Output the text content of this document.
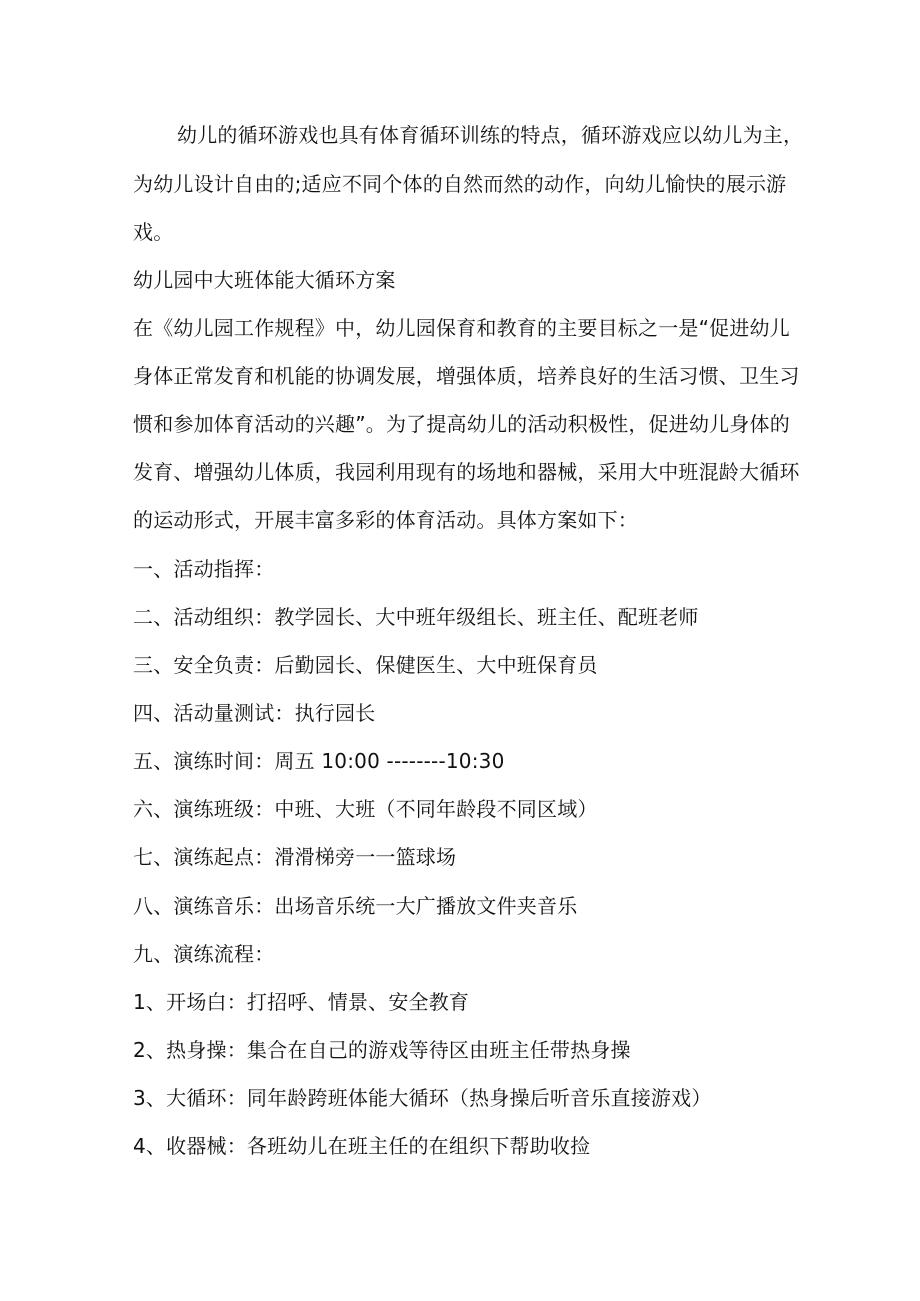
幼儿的循环游戏也具有体育循环训练的特点，循环游戏应以幼儿为主，
为幼儿设计自由的;适应不同个体的自然而然的动作，向幼儿愉快的展示游
戏。
幼儿园中大班体能大循环方案
在《幼儿园工作规程》中，幼儿园保育和教育的主要目标之一是“促进幼儿
身体正常发育和机能的协调发展，增强体质，培养良好的生活习惯、卫生习
惯和参加体育活动的兴趣”。为了提高幼儿的活动积极性，促进幼儿身体的
发育、增强幼儿体质，我园利用现有的场地和器械，采用大中班混龄大循环
的运动形式，开展丰富多彩的体育活动。具体方案如下：
一、活动指挥：
二、活动组织：教学园长、大中班年级组长、班主任、配班老师
三、安全负责：后勤园长、保健医生、大中班保育员
四、活动量测试：执行园长
五、演练时间：周五 10:00 --------10:30
六、演练班级：中班、大班（不同年龄段不同区域）
七、演练起点：滑滑梯旁一一篮球场
八、演练音乐：出场音乐统一大广播放文件夹音乐
九、演练流程：
1、开场白：打招呼、情景、安全教育
2、热身操：集合在自己的游戏等待区由班主任带热身操
3、大循环：同年龄跨班体能大循环（热身操后听音乐直接游戏）
4、收器械：各班幼儿在班主任的在组织下帮助收捡
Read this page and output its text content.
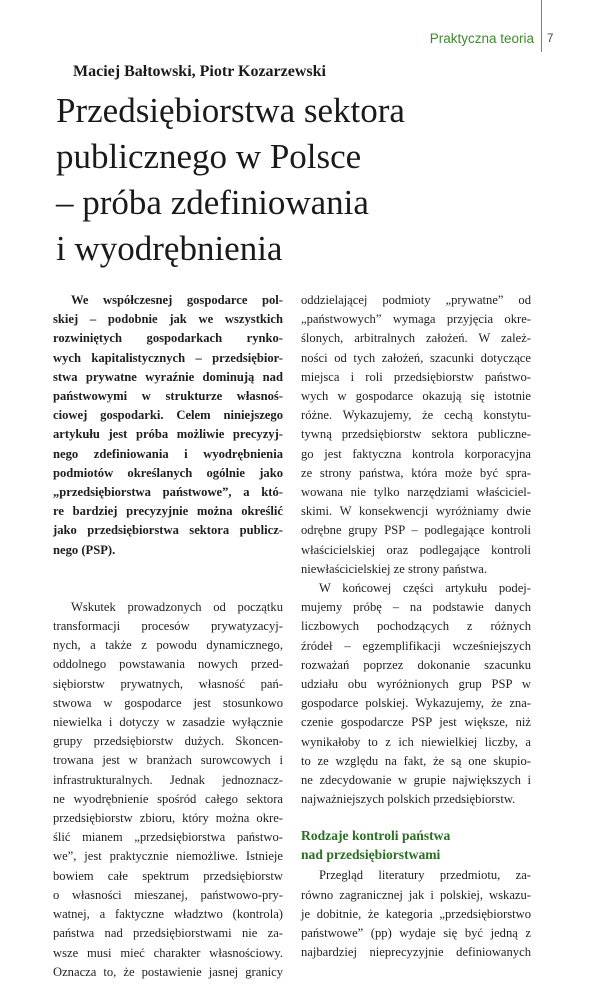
Praktyczna teoria 7

Maciej Bałtowski, Piotr Kozarzewski

Przedsiębiorstwa sektora
publicznego w Polsce
– próba zdefiniowania
i wyodrębnienia
We współczesnej gospodarce pol-
skiej – podobnie jak we wszystkich
rozwiniętych gospodarkach rynko-
wych kapitalistycznych – przedsiębior-
stwa prywatne wyraźnie dominują nad
państwowymi w strukturze własnoś-
ciowej gospodarki. Celem niniejszego
artykułu jest próba możliwie precyzyj-
nego zdefiniowania i wyodrębnienia
podmiotów określanych ogólnie jako
„przedsiębiorstwa państwowe”, a któ-
re bardziej precyzyjnie można określić
jako przedsiębiorstwa sektora publicz-
nego (PSP).
Wskutek prowadzonych od początku
transformacji procesów prywatyzacyj-
nych, a także z powodu dynamicznego,
oddolnego powstawania nowych przed-
siębiorstw prywatnych, własność pań-
stwowa w gospodarce jest stosunkowo
niewielka i dotyczy w zasadzie wyłącznie
grupy przedsiębiorstw dużych. Skoncen-
trowana jest w branżach surowcowych i
infrastrukturalnych. Jednak jednoznacz-
ne wyodrębnienie spośród całego sektora
przedsiębiorstw zbioru, który można okre-
ślić mianem „przedsiębiorstwa państwo-
we”, jest praktycznie niemożliwe. Istnieje
bowiem całe spektrum przedsiębiorstw
o własności mieszanej, państwowo-pry-
watnej, a faktyczne władztwo (kontrola)
państwa nad przedsiębiorstwami nie za-
wsze musi mieć charakter własnościowy.
Oznacza to, że postawienie jasnej granicy
oddzielającej podmioty „prywatne” od
„państwowych” wymaga przyjęcia okre-
ślonych, arbitralnych założeń. W zależ-
ności od tych założeń, szacunki dotyczące
miejsca i roli przedsiębiorstw państwo-
wych w gospodarce okazują się istotnie
różne. Wykazujemy, że cechą konstytu-
tywną przedsiębiorstw sektora publiczne-
go jest faktyczna kontrola korporacyjna
ze strony państwa, która może być spra-
wowana nie tylko narzędziami właściciel-
skimi. W konsekwencji wyróżniamy dwie
odrębne grupy PSP – podlegające kontroli
właścicielskiej oraz podlegające kontroli
niewłaścicielskiej ze strony państwa.
W końcowej części artykułu podej-
mujemy próbę – na podstawie danych
liczbowych pochodzących z różnych
źródeł – egzemplifikacji wcześniejszych
rozważań poprzez dokonanie szacunku
udziału obu wyróżnionych grup PSP w
gospodarce polskiej. Wykazujemy, że zna-
czenie gospodarcze PSP jest większe, niż
wynikałoby to z ich niewielkiej liczby, a
to ze względu na fakt, że są one skupio-
ne zdecydowanie w grupie największych i
najważniejszych polskich przedsiębiorstw.
Rodzaje kontroli państwa
nad przedsiębiorstwami
Przegląd literatury przedmiotu, za-
równo zagranicznej jak i polskiej, wskazu-
je dobitnie, że kategoria „przedsiębiorstwo
państwowe” (pp) wydaje się być jedną z
najbardziej nieprecyzyjnie definiowanych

> _Work to be completed_
Provide the number of lines in the data above that contain the string "polskiej", and nothing else.

> _Written answer_
2